* TASK DATA
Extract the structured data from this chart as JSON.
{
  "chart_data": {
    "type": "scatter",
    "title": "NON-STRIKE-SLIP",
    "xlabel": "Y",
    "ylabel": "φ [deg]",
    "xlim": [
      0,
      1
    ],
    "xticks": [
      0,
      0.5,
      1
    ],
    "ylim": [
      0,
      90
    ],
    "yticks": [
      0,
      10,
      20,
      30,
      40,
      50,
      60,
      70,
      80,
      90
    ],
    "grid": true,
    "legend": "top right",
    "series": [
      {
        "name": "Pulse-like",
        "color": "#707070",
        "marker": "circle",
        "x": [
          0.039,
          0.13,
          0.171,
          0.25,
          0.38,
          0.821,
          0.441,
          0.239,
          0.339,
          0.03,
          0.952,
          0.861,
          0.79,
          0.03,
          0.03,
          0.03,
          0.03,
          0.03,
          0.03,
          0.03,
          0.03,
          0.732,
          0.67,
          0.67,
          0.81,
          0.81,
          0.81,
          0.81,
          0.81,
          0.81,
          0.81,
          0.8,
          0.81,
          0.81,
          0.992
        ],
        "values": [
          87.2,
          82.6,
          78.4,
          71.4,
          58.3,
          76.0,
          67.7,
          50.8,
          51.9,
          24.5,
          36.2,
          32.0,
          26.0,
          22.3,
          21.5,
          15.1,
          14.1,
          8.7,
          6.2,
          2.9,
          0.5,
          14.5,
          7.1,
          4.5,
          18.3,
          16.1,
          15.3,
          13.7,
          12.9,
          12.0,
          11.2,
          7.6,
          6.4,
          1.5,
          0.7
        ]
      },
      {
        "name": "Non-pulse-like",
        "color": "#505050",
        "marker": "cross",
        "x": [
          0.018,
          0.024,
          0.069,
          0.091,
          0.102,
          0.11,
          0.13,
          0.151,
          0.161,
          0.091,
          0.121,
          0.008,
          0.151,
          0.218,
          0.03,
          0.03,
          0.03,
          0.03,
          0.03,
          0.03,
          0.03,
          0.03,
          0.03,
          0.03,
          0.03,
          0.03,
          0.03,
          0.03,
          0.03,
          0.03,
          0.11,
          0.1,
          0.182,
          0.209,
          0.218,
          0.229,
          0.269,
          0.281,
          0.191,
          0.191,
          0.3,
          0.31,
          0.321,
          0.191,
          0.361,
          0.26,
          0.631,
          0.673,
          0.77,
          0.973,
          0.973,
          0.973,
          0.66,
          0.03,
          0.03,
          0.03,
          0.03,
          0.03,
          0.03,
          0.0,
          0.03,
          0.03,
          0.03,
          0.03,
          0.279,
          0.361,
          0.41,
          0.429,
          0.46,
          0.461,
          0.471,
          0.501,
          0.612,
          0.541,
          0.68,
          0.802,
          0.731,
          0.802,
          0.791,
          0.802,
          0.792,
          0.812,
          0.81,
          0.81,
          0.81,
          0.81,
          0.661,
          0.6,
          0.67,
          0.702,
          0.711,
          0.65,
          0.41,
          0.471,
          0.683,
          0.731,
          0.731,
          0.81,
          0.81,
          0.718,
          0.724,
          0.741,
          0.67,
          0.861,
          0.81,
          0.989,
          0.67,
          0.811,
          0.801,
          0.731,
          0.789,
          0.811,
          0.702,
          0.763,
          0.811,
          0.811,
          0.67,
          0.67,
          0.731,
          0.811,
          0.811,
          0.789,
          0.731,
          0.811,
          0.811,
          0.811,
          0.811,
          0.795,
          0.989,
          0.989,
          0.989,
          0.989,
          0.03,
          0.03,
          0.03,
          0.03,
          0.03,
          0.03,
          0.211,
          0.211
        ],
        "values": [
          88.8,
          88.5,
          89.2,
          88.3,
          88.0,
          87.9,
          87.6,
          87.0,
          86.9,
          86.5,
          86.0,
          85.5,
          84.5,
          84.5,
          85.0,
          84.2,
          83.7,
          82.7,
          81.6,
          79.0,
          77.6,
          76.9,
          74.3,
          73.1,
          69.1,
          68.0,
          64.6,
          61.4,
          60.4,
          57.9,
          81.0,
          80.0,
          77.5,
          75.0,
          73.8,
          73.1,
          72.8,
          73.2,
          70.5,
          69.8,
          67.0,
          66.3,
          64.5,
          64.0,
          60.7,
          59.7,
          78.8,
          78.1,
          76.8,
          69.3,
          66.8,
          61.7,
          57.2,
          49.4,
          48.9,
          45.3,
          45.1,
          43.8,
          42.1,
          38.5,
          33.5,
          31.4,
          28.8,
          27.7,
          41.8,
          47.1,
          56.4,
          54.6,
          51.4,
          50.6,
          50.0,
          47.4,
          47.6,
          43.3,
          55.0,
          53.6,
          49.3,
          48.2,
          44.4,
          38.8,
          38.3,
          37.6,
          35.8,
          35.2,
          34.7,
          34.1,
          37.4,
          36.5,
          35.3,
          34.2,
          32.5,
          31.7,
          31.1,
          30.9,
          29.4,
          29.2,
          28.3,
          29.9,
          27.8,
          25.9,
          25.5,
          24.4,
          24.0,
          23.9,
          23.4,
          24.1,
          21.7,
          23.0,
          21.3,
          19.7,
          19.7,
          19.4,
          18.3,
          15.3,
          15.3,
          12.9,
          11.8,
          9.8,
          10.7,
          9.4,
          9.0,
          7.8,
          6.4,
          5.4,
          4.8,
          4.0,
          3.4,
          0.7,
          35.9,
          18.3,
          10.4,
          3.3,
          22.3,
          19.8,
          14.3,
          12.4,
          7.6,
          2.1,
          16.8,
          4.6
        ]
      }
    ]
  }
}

* EXERCISE OBJECTIVE
Generate an exact reproduction of all entries.

* EXERCISE ANSWER
Extract the structured data from this chart as JSON.
{
  "chart_data": {
    "type": "scatter",
    "title": "NON-STRIKE-SLIP",
    "xlabel": "Y",
    "ylabel": "φ [deg]",
    "xlim": [
      0,
      1
    ],
    "xticks": [
      0,
      0.5,
      1
    ],
    "ylim": [
      0,
      90
    ],
    "yticks": [
      0,
      10,
      20,
      30,
      40,
      50,
      60,
      70,
      80,
      90
    ],
    "grid": true,
    "legend": "top right",
    "series": [
      {
        "name": "Pulse-like",
        "color": "#707070",
        "marker": "circle",
        "x": [
          0.039,
          0.13,
          0.171,
          0.25,
          0.38,
          0.821,
          0.441,
          0.239,
          0.339,
          0.03,
          0.952,
          0.861,
          0.79,
          0.03,
          0.03,
          0.03,
          0.03,
          0.03,
          0.03,
          0.03,
          0.03,
          0.732,
          0.67,
          0.67,
          0.81,
          0.81,
          0.81,
          0.81,
          0.81,
          0.81,
          0.81,
          0.8,
          0.81,
          0.81,
          0.992
        ],
        "values": [
          87.2,
          82.6,
          78.4,
          71.4,
          58.3,
          76.0,
          67.7,
          50.8,
          51.9,
          24.5,
          36.2,
          32.0,
          26.0,
          22.3,
          21.5,
          15.1,
          14.1,
          8.7,
          6.2,
          2.9,
          0.5,
          14.5,
          7.1,
          4.5,
          18.3,
          16.1,
          15.3,
          13.7,
          12.9,
          12.0,
          11.2,
          7.6,
          6.4,
          1.5,
          0.7
        ]
      },
      {
        "name": "Non-pulse-like",
        "color": "#505050",
        "marker": "cross",
        "x": [
          0.018,
          0.024,
          0.069,
          0.091,
          0.102,
          0.11,
          0.13,
          0.151,
          0.161,
          0.091,
          0.121,
          0.008,
          0.151,
          0.218,
          0.03,
          0.03,
          0.03,
          0.03,
          0.03,
          0.03,
          0.03,
          0.03,
          0.03,
          0.03,
          0.03,
          0.03,
          0.03,
          0.03,
          0.03,
          0.03,
          0.11,
          0.1,
          0.182,
          0.209,
          0.218,
          0.229,
          0.269,
          0.281,
          0.191,
          0.191,
          0.3,
          0.31,
          0.321,
          0.191,
          0.361,
          0.26,
          0.631,
          0.673,
          0.77,
          0.973,
          0.973,
          0.973,
          0.66,
          0.03,
          0.03,
          0.03,
          0.03,
          0.03,
          0.03,
          0.0,
          0.03,
          0.03,
          0.03,
          0.03,
          0.279,
          0.361,
          0.41,
          0.429,
          0.46,
          0.461,
          0.471,
          0.501,
          0.612,
          0.541,
          0.68,
          0.802,
          0.731,
          0.802,
          0.791,
          0.802,
          0.792,
          0.812,
          0.81,
          0.81,
          0.81,
          0.81,
          0.661,
          0.6,
          0.67,
          0.702,
          0.711,
          0.65,
          0.41,
          0.471,
          0.683,
          0.731,
          0.731,
          0.81,
          0.81,
          0.718,
          0.724,
          0.741,
          0.67,
          0.861,
          0.81,
          0.989,
          0.67,
          0.811,
          0.801,
          0.731,
          0.789,
          0.811,
          0.702,
          0.763,
          0.811,
          0.811,
          0.67,
          0.67,
          0.731,
          0.811,
          0.811,
          0.789,
          0.731,
          0.811,
          0.811,
          0.811,
          0.811,
          0.795,
          0.989,
          0.989,
          0.989,
          0.989,
          0.03,
          0.03,
          0.03,
          0.03,
          0.03,
          0.03,
          0.211,
          0.211
        ],
        "values": [
          88.8,
          88.5,
          89.2,
          88.3,
          88.0,
          87.9,
          87.6,
          87.0,
          86.9,
          86.5,
          86.0,
          85.5,
          84.5,
          84.5,
          85.0,
          84.2,
          83.7,
          82.7,
          81.6,
          79.0,
          77.6,
          76.9,
          74.3,
          73.1,
          69.1,
          68.0,
          64.6,
          61.4,
          60.4,
          57.9,
          81.0,
          80.0,
          77.5,
          75.0,
          73.8,
          73.1,
          72.8,
          73.2,
          70.5,
          69.8,
          67.0,
          66.3,
          64.5,
          64.0,
          60.7,
          59.7,
          78.8,
          78.1,
          76.8,
          69.3,
          66.8,
          61.7,
          57.2,
          49.4,
          48.9,
          45.3,
          45.1,
          43.8,
          42.1,
          38.5,
          33.5,
          31.4,
          28.8,
          27.7,
          41.8,
          47.1,
          56.4,
          54.6,
          51.4,
          50.6,
          50.0,
          47.4,
          47.6,
          43.3,
          55.0,
          53.6,
          49.3,
          48.2,
          44.4,
          38.8,
          38.3,
          37.6,
          35.8,
          35.2,
          34.7,
          34.1,
          37.4,
          36.5,
          35.3,
          34.2,
          32.5,
          31.7,
          31.1,
          30.9,
          29.4,
          29.2,
          28.3,
          29.9,
          27.8,
          25.9,
          25.5,
          24.4,
          24.0,
          23.9,
          23.4,
          24.1,
          21.7,
          23.0,
          21.3,
          19.7,
          19.7,
          19.4,
          18.3,
          15.3,
          15.3,
          12.9,
          11.8,
          9.8,
          10.7,
          9.4,
          9.0,
          7.8,
          6.4,
          5.4,
          4.8,
          4.0,
          3.4,
          0.7,
          35.9,
          18.3,
          10.4,
          3.3,
          22.3,
          19.8,
          14.3,
          12.4,
          7.6,
          2.1,
          16.8,
          4.6
        ]
      }
    ]
  }
}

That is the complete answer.